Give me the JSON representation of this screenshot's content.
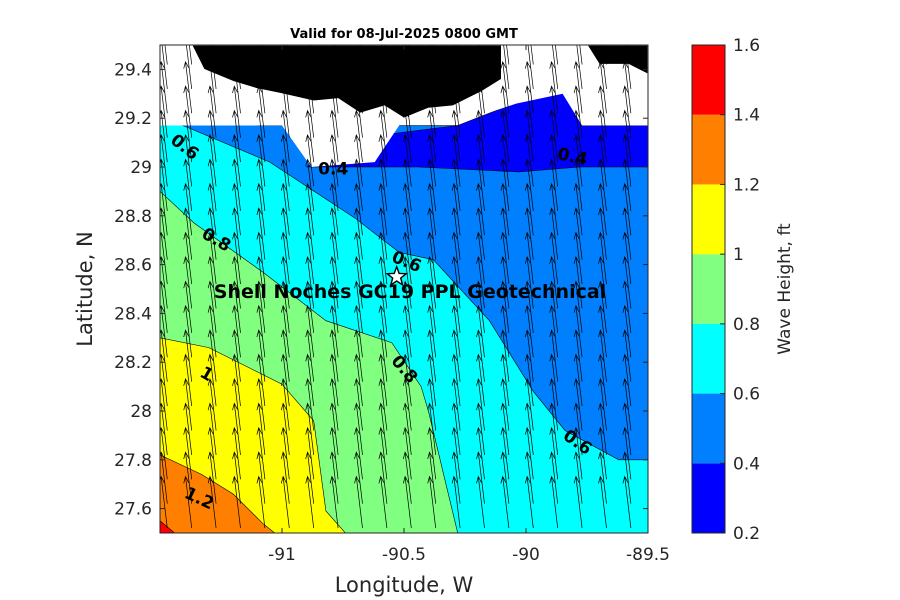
{
  "title": "Valid for 08-Jul-2025 0800 GMT",
  "xlabel": "Longitude, W",
  "ylabel": "Latitude, N",
  "colorbar_label": "Wave Height, ft",
  "site_label": "Shell Noches   GC19 PPL  Geotechnical",
  "x_ticks": [
    {
      "value": -91,
      "label": "-91"
    },
    {
      "value": -90.5,
      "label": "-90.5"
    },
    {
      "value": -90,
      "label": "-90"
    },
    {
      "value": -89.5,
      "label": "-89.5"
    }
  ],
  "y_ticks": [
    {
      "value": 27.6,
      "label": "27.6"
    },
    {
      "value": 27.8,
      "label": "27.8"
    },
    {
      "value": 28,
      "label": "28"
    },
    {
      "value": 28.2,
      "label": "28.2"
    },
    {
      "value": 28.4,
      "label": "28.4"
    },
    {
      "value": 28.6,
      "label": "28.6"
    },
    {
      "value": 28.8,
      "label": "28.8"
    },
    {
      "value": 29,
      "label": "29"
    },
    {
      "value": 29.2,
      "label": "29.2"
    },
    {
      "value": 29.4,
      "label": "29.4"
    }
  ],
  "colorbar_ticks": [
    {
      "value": 0.2,
      "label": "0.2"
    },
    {
      "value": 0.4,
      "label": "0.4"
    },
    {
      "value": 0.6,
      "label": "0.6"
    },
    {
      "value": 0.8,
      "label": "0.8"
    },
    {
      "value": 1.0,
      "label": "1"
    },
    {
      "value": 1.2,
      "label": "1.2"
    },
    {
      "value": 1.4,
      "label": "1.4"
    },
    {
      "value": 1.6,
      "label": "1.6"
    }
  ],
  "chart_data": {
    "type": "contour",
    "xlim": [
      -91.5,
      -89.5
    ],
    "ylim": [
      27.5,
      29.5
    ],
    "grid": false,
    "legend": "colorbar-right",
    "colors": {
      "band_0.2_0.4": "#0000ff",
      "band_0.4_0.6": "#0080ff",
      "band_0.6_0.8": "#00ffff",
      "band_0.8_1.0": "#80ff80",
      "band_1.0_1.2": "#ffff00",
      "band_1.2_1.4": "#ff8000",
      "band_1.4_1.6": "#ff0000",
      "land": "#000000",
      "no_data": "#ffffff"
    },
    "bands": [
      {
        "min": 1.4,
        "max": 1.6,
        "polygon": [
          [
            -91.5,
            27.5
          ],
          [
            -91.44,
            27.5
          ],
          [
            -91.5,
            27.55
          ]
        ]
      },
      {
        "min": 1.2,
        "max": 1.4,
        "polygon": [
          [
            -91.5,
            27.5
          ],
          [
            -91.03,
            27.5
          ],
          [
            -91.08,
            27.54
          ],
          [
            -91.2,
            27.66
          ],
          [
            -91.33,
            27.74
          ],
          [
            -91.5,
            27.82
          ]
        ]
      },
      {
        "min": 1.0,
        "max": 1.2,
        "polygon": [
          [
            -91.5,
            27.5
          ],
          [
            -90.74,
            27.5
          ],
          [
            -90.82,
            27.59
          ],
          [
            -90.87,
            27.96
          ],
          [
            -91.0,
            28.11
          ],
          [
            -91.3,
            28.26
          ],
          [
            -91.5,
            28.3
          ]
        ]
      },
      {
        "min": 0.8,
        "max": 1.0,
        "polygon": [
          [
            -91.5,
            27.5
          ],
          [
            -90.28,
            27.5
          ],
          [
            -90.4,
            28.0
          ],
          [
            -90.43,
            28.1
          ],
          [
            -90.55,
            28.28
          ],
          [
            -90.82,
            28.37
          ],
          [
            -91.08,
            28.57
          ],
          [
            -91.36,
            28.77
          ],
          [
            -91.5,
            28.9
          ]
        ]
      },
      {
        "min": 0.6,
        "max": 0.8,
        "polygon": [
          [
            -91.5,
            27.5
          ],
          [
            -89.5,
            27.5
          ],
          [
            -89.5,
            27.8
          ],
          [
            -89.62,
            27.8
          ],
          [
            -89.84,
            27.92
          ],
          [
            -89.97,
            28.08
          ],
          [
            -90.15,
            28.37
          ],
          [
            -90.38,
            28.62
          ],
          [
            -90.52,
            28.65
          ],
          [
            -90.7,
            28.79
          ],
          [
            -91.05,
            29.02
          ],
          [
            -91.5,
            29.21
          ]
        ]
      },
      {
        "min": 0.4,
        "max": 0.6,
        "polygon": [
          [
            -91.5,
            27.5
          ],
          [
            -89.5,
            27.5
          ],
          [
            -89.5,
            29.17
          ],
          [
            -91.1,
            29.17
          ],
          [
            -91.5,
            29.5
          ]
        ]
      },
      {
        "min": 0.2,
        "max": 0.4,
        "polygon": [
          [
            -90.9,
            29.0
          ],
          [
            -90.44,
            29.0
          ],
          [
            -90.03,
            28.98
          ],
          [
            -89.78,
            29.0
          ],
          [
            -89.5,
            29.0
          ],
          [
            -89.5,
            29.17
          ],
          [
            -89.77,
            29.17
          ],
          [
            -89.85,
            29.32
          ],
          [
            -90.05,
            29.26
          ],
          [
            -90.28,
            29.17
          ],
          [
            -90.68,
            29.12
          ]
        ]
      }
    ],
    "no_data": [
      [
        [
          -91.5,
          29.17
        ],
        [
          -91.0,
          29.17
        ],
        [
          -90.88,
          29.0
        ],
        [
          -90.62,
          29.02
        ],
        [
          -90.5,
          29.2
        ],
        [
          -90.28,
          29.18
        ],
        [
          -90.04,
          29.26
        ],
        [
          -89.85,
          29.3
        ],
        [
          -89.77,
          29.17
        ],
        [
          -89.5,
          29.17
        ],
        [
          -89.5,
          29.5
        ],
        [
          -91.5,
          29.5
        ]
      ]
    ],
    "land": [
      [
        [
          -91.37,
          29.5
        ],
        [
          -91.32,
          29.4
        ],
        [
          -91.2,
          29.35
        ],
        [
          -91.1,
          29.32
        ],
        [
          -91.0,
          29.3
        ],
        [
          -90.87,
          29.27
        ],
        [
          -90.77,
          29.28
        ],
        [
          -90.68,
          29.22
        ],
        [
          -90.58,
          29.25
        ],
        [
          -90.5,
          29.2
        ],
        [
          -90.4,
          29.24
        ],
        [
          -90.3,
          29.25
        ],
        [
          -90.18,
          29.31
        ],
        [
          -90.1,
          29.36
        ],
        [
          -90.1,
          29.5
        ]
      ],
      [
        [
          -89.75,
          29.5
        ],
        [
          -89.7,
          29.42
        ],
        [
          -89.58,
          29.42
        ],
        [
          -89.5,
          29.38
        ],
        [
          -89.5,
          29.5
        ]
      ]
    ],
    "contour_labels": [
      {
        "text": "0.6",
        "x": -91.4,
        "y": 29.08,
        "angle": 38
      },
      {
        "text": "0.4",
        "x": -90.79,
        "y": 28.99,
        "angle": 0
      },
      {
        "text": "0.4",
        "x": -89.81,
        "y": 29.04,
        "angle": 12
      },
      {
        "text": "0.8",
        "x": -91.27,
        "y": 28.7,
        "angle": 30
      },
      {
        "text": "0.6",
        "x": -90.49,
        "y": 28.61,
        "angle": 22
      },
      {
        "text": "0.8",
        "x": -90.5,
        "y": 28.17,
        "angle": 50
      },
      {
        "text": "1",
        "x": -91.31,
        "y": 28.15,
        "angle": 30
      },
      {
        "text": "0.6",
        "x": -89.79,
        "y": 27.87,
        "angle": 35
      },
      {
        "text": "1.2",
        "x": -91.34,
        "y": 27.64,
        "angle": 25
      }
    ],
    "site": {
      "x": -90.53,
      "y": 28.55,
      "symbol": "star"
    },
    "wave_direction": {
      "from": "south-southeast",
      "vector": [
        -0.12,
        0.99
      ],
      "grid_spacing_deg": 0.1
    }
  }
}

Exercise instructions:
Reproduce every record word for word. The copy must contain no pictures.

Answer for this exercise:
Give me the JSON representation of this screenshot's content.
{
  "title": "Valid for 08-Jul-2025 0800 GMT",
  "xlabel": "Longitude, W",
  "ylabel": "Latitude, N",
  "colorbar_label": "Wave Height, ft",
  "site_label": "Shell Noches   GC19 PPL  Geotechnical",
  "x_ticks": [
    {
      "value": -91,
      "label": "-91"
    },
    {
      "value": -90.5,
      "label": "-90.5"
    },
    {
      "value": -90,
      "label": "-90"
    },
    {
      "value": -89.5,
      "label": "-89.5"
    }
  ],
  "y_ticks": [
    {
      "value": 27.6,
      "label": "27.6"
    },
    {
      "value": 27.8,
      "label": "27.8"
    },
    {
      "value": 28,
      "label": "28"
    },
    {
      "value": 28.2,
      "label": "28.2"
    },
    {
      "value": 28.4,
      "label": "28.4"
    },
    {
      "value": 28.6,
      "label": "28.6"
    },
    {
      "value": 28.8,
      "label": "28.8"
    },
    {
      "value": 29,
      "label": "29"
    },
    {
      "value": 29.2,
      "label": "29.2"
    },
    {
      "value": 29.4,
      "label": "29.4"
    }
  ],
  "colorbar_ticks": [
    {
      "value": 0.2,
      "label": "0.2"
    },
    {
      "value": 0.4,
      "label": "0.4"
    },
    {
      "value": 0.6,
      "label": "0.6"
    },
    {
      "value": 0.8,
      "label": "0.8"
    },
    {
      "value": 1.0,
      "label": "1"
    },
    {
      "value": 1.2,
      "label": "1.2"
    },
    {
      "value": 1.4,
      "label": "1.4"
    },
    {
      "value": 1.6,
      "label": "1.6"
    }
  ],
  "chart_data": {
    "type": "contour",
    "xlim": [
      -91.5,
      -89.5
    ],
    "ylim": [
      27.5,
      29.5
    ],
    "grid": false,
    "legend": "colorbar-right",
    "colors": {
      "band_0.2_0.4": "#0000ff",
      "band_0.4_0.6": "#0080ff",
      "band_0.6_0.8": "#00ffff",
      "band_0.8_1.0": "#80ff80",
      "band_1.0_1.2": "#ffff00",
      "band_1.2_1.4": "#ff8000",
      "band_1.4_1.6": "#ff0000",
      "land": "#000000",
      "no_data": "#ffffff"
    },
    "bands": [
      {
        "min": 1.4,
        "max": 1.6,
        "polygon": [
          [
            -91.5,
            27.5
          ],
          [
            -91.44,
            27.5
          ],
          [
            -91.5,
            27.55
          ]
        ]
      },
      {
        "min": 1.2,
        "max": 1.4,
        "polygon": [
          [
            -91.5,
            27.5
          ],
          [
            -91.03,
            27.5
          ],
          [
            -91.08,
            27.54
          ],
          [
            -91.2,
            27.66
          ],
          [
            -91.33,
            27.74
          ],
          [
            -91.5,
            27.82
          ]
        ]
      },
      {
        "min": 1.0,
        "max": 1.2,
        "polygon": [
          [
            -91.5,
            27.5
          ],
          [
            -90.74,
            27.5
          ],
          [
            -90.82,
            27.59
          ],
          [
            -90.87,
            27.96
          ],
          [
            -91.0,
            28.11
          ],
          [
            -91.3,
            28.26
          ],
          [
            -91.5,
            28.3
          ]
        ]
      },
      {
        "min": 0.8,
        "max": 1.0,
        "polygon": [
          [
            -91.5,
            27.5
          ],
          [
            -90.28,
            27.5
          ],
          [
            -90.4,
            28.0
          ],
          [
            -90.43,
            28.1
          ],
          [
            -90.55,
            28.28
          ],
          [
            -90.82,
            28.37
          ],
          [
            -91.08,
            28.57
          ],
          [
            -91.36,
            28.77
          ],
          [
            -91.5,
            28.9
          ]
        ]
      },
      {
        "min": 0.6,
        "max": 0.8,
        "polygon": [
          [
            -91.5,
            27.5
          ],
          [
            -89.5,
            27.5
          ],
          [
            -89.5,
            27.8
          ],
          [
            -89.62,
            27.8
          ],
          [
            -89.84,
            27.92
          ],
          [
            -89.97,
            28.08
          ],
          [
            -90.15,
            28.37
          ],
          [
            -90.38,
            28.62
          ],
          [
            -90.52,
            28.65
          ],
          [
            -90.7,
            28.79
          ],
          [
            -91.05,
            29.02
          ],
          [
            -91.5,
            29.21
          ]
        ]
      },
      {
        "min": 0.4,
        "max": 0.6,
        "polygon": [
          [
            -91.5,
            27.5
          ],
          [
            -89.5,
            27.5
          ],
          [
            -89.5,
            29.17
          ],
          [
            -91.1,
            29.17
          ],
          [
            -91.5,
            29.5
          ]
        ]
      },
      {
        "min": 0.2,
        "max": 0.4,
        "polygon": [
          [
            -90.9,
            29.0
          ],
          [
            -90.44,
            29.0
          ],
          [
            -90.03,
            28.98
          ],
          [
            -89.78,
            29.0
          ],
          [
            -89.5,
            29.0
          ],
          [
            -89.5,
            29.17
          ],
          [
            -89.77,
            29.17
          ],
          [
            -89.85,
            29.32
          ],
          [
            -90.05,
            29.26
          ],
          [
            -90.28,
            29.17
          ],
          [
            -90.68,
            29.12
          ]
        ]
      }
    ],
    "no_data": [
      [
        [
          -91.5,
          29.17
        ],
        [
          -91.0,
          29.17
        ],
        [
          -90.88,
          29.0
        ],
        [
          -90.62,
          29.02
        ],
        [
          -90.5,
          29.2
        ],
        [
          -90.28,
          29.18
        ],
        [
          -90.04,
          29.26
        ],
        [
          -89.85,
          29.3
        ],
        [
          -89.77,
          29.17
        ],
        [
          -89.5,
          29.17
        ],
        [
          -89.5,
          29.5
        ],
        [
          -91.5,
          29.5
        ]
      ]
    ],
    "land": [
      [
        [
          -91.37,
          29.5
        ],
        [
          -91.32,
          29.4
        ],
        [
          -91.2,
          29.35
        ],
        [
          -91.1,
          29.32
        ],
        [
          -91.0,
          29.3
        ],
        [
          -90.87,
          29.27
        ],
        [
          -90.77,
          29.28
        ],
        [
          -90.68,
          29.22
        ],
        [
          -90.58,
          29.25
        ],
        [
          -90.5,
          29.2
        ],
        [
          -90.4,
          29.24
        ],
        [
          -90.3,
          29.25
        ],
        [
          -90.18,
          29.31
        ],
        [
          -90.1,
          29.36
        ],
        [
          -90.1,
          29.5
        ]
      ],
      [
        [
          -89.75,
          29.5
        ],
        [
          -89.7,
          29.42
        ],
        [
          -89.58,
          29.42
        ],
        [
          -89.5,
          29.38
        ],
        [
          -89.5,
          29.5
        ]
      ]
    ],
    "contour_labels": [
      {
        "text": "0.6",
        "x": -91.4,
        "y": 29.08,
        "angle": 38
      },
      {
        "text": "0.4",
        "x": -90.79,
        "y": 28.99,
        "angle": 0
      },
      {
        "text": "0.4",
        "x": -89.81,
        "y": 29.04,
        "angle": 12
      },
      {
        "text": "0.8",
        "x": -91.27,
        "y": 28.7,
        "angle": 30
      },
      {
        "text": "0.6",
        "x": -90.49,
        "y": 28.61,
        "angle": 22
      },
      {
        "text": "0.8",
        "x": -90.5,
        "y": 28.17,
        "angle": 50
      },
      {
        "text": "1",
        "x": -91.31,
        "y": 28.15,
        "angle": 30
      },
      {
        "text": "0.6",
        "x": -89.79,
        "y": 27.87,
        "angle": 35
      },
      {
        "text": "1.2",
        "x": -91.34,
        "y": 27.64,
        "angle": 25
      }
    ],
    "site": {
      "x": -90.53,
      "y": 28.55,
      "symbol": "star"
    },
    "wave_direction": {
      "from": "south-southeast",
      "vector": [
        -0.12,
        0.99
      ],
      "grid_spacing_deg": 0.1
    }
  }
}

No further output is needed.